**Tarea 1:**
Repite, sin cambios, el fragmento del hilo sobre la poda de tara que empieza en las palabras "Disculpe por la" y termina después de "La Joya, Arequipa.".
**Tarea 2:**
¿Qué datos pide Alper en el hilo sobre la poda de tara para poder indicar cómo podar la tara en producción? Enuméralos todos.
**Tarea 3:**
Según el hilo sobre la poda de tara, ¿cuándo se practica la poda de sanidad?

# Foros Todo sobre Agricultura Forestería  Poda en Tara

## Krpio

Saludos:
Soy un alumno de agronomía que se encuentra en 5to año, me gustaria saber acerca de la poda de producción en tara, quizás alguien pueda orientarme. Gracias.Temas similares: CULTIVO DE TARA EN COSTA SEMILLA DE TARA Manual de poda del Palto (Persea americana Mill.) Cultivar Hass Plantones de tara en Arequipa Tara

----------


## Alper

Estimado amigo:
Para realizar la poda de Tara en producción, es importante saber cual es el distanciamiento de la plantación, edad de la misma, sistema de riego, y ubicación geográfica.
Con estos datos, podria indicarte los trabajos a realizar.
Saludos cordiales.

----------


## riogrande

En el cultivo de tara hay varios tipos de poda  01) poda de formación - se da en plantas en desarrollo cuando tienen una altura de 1 - 120 m se poda el apice  de la planta o la guia principal con la finalidad de facilitar  la formación de ramas laterales esta poda se repite varias veces hasta lograr una planta bien formada de crecimiento horizontal , 02) poda de sanidad.- con la finalidad de eliminar ramas secas o enfermas esta poda se practica despues de la cosecha.
saludos
Oscar Torres
CEL 0983 3902874

----------


## Krpio

Disculpe por la demora, estos son los datos 
Distanciamiento de la plantación: 5 m x 1,8 m
Edad: 6 años
Sistema de riego:  goteo
Ubicación geográfica: La Joya, Arequipa. 
Gracias por responder a mi pregunta.

**Entradas:**
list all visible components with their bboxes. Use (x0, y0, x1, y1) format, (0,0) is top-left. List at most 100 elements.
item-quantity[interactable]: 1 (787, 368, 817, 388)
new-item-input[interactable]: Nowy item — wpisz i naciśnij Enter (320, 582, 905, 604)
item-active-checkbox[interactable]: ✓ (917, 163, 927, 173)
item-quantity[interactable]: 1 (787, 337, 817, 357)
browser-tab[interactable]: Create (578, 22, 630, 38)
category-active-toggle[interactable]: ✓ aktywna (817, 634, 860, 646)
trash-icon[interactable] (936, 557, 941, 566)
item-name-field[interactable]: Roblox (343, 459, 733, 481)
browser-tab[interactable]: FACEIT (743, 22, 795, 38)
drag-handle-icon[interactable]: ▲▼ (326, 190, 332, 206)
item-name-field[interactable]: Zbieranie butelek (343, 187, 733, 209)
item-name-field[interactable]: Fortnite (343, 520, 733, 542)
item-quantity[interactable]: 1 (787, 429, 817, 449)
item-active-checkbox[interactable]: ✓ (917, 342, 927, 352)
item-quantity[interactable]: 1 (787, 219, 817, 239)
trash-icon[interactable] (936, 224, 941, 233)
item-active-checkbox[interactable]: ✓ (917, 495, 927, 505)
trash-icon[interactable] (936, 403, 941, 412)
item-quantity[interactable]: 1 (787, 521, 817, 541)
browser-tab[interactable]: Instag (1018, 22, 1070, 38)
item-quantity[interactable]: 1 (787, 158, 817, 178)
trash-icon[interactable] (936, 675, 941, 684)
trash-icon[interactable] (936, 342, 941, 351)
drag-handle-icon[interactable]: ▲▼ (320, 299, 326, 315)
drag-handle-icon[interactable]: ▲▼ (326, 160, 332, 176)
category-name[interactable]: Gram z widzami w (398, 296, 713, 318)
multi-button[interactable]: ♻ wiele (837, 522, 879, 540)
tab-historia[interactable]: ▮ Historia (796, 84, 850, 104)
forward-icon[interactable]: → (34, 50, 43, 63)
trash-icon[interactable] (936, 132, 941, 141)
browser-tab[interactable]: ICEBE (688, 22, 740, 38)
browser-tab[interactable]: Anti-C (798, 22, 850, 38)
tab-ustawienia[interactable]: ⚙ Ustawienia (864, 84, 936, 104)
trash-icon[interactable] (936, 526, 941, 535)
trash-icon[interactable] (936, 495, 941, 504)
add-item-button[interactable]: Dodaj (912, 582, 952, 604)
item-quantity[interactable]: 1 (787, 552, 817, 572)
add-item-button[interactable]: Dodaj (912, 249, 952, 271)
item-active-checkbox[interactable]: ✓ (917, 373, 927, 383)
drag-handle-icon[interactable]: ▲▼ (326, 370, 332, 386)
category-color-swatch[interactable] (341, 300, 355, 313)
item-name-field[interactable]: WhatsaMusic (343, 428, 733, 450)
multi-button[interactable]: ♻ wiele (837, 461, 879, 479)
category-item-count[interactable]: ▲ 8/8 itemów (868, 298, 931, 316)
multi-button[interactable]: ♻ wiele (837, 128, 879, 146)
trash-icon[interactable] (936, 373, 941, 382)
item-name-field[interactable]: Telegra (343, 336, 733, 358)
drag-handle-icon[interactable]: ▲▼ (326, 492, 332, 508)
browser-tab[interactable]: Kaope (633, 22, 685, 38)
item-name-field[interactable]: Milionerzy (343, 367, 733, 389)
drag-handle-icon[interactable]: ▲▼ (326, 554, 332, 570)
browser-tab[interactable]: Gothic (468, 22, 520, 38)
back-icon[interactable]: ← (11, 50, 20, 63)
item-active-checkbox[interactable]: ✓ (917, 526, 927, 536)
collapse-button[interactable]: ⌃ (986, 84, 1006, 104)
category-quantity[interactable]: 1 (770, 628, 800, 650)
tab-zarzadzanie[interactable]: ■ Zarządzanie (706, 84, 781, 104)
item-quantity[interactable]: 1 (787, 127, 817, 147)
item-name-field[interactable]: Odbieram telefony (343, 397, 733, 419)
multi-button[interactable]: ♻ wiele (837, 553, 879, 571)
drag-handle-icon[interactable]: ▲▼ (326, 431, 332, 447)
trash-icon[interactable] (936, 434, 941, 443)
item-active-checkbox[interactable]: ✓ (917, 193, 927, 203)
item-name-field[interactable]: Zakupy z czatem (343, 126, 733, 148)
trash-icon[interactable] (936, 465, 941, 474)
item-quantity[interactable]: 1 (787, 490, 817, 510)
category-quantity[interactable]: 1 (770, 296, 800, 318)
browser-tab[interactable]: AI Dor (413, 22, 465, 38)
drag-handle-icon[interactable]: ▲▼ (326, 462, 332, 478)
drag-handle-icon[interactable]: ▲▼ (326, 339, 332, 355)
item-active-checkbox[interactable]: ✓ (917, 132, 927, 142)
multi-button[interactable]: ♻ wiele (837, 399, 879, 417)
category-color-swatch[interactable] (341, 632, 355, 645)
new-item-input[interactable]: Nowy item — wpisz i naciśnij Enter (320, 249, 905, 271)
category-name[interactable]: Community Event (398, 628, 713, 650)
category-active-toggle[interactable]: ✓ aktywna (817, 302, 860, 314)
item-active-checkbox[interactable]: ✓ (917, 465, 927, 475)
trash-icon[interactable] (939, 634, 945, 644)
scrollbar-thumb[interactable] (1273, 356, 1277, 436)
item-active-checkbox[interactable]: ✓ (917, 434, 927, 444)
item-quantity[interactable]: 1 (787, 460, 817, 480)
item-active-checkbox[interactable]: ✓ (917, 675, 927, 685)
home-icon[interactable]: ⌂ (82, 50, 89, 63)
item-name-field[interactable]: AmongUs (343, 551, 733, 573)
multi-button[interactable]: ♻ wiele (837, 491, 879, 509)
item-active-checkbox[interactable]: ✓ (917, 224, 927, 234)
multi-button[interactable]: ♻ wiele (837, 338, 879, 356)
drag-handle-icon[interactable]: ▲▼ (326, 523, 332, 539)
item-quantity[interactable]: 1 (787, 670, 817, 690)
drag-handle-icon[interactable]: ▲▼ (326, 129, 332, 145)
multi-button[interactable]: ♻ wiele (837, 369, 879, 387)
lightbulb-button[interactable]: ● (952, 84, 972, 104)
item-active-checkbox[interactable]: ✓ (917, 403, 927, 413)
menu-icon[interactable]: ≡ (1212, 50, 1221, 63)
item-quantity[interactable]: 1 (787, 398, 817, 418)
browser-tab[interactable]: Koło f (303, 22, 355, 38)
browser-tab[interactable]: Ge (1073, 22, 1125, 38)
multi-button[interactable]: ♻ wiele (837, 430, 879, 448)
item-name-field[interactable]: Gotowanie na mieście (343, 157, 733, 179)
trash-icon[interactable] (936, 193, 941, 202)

**Solución 1:**
Disculpe por la demora, estos son los datos 
Distanciamiento de la plantación: 5 m x 1,8 m
Edad: 6 años
Sistema de riego:  goteo
Ubicación geográfica: La Joya, Arequipa.

**Solución 2:**
- Distanciamiento de la plantación
- Edad de la plantación
- Sistema de riego
- Ubicación geográfica

**Solución 3:**
Después de la cosecha.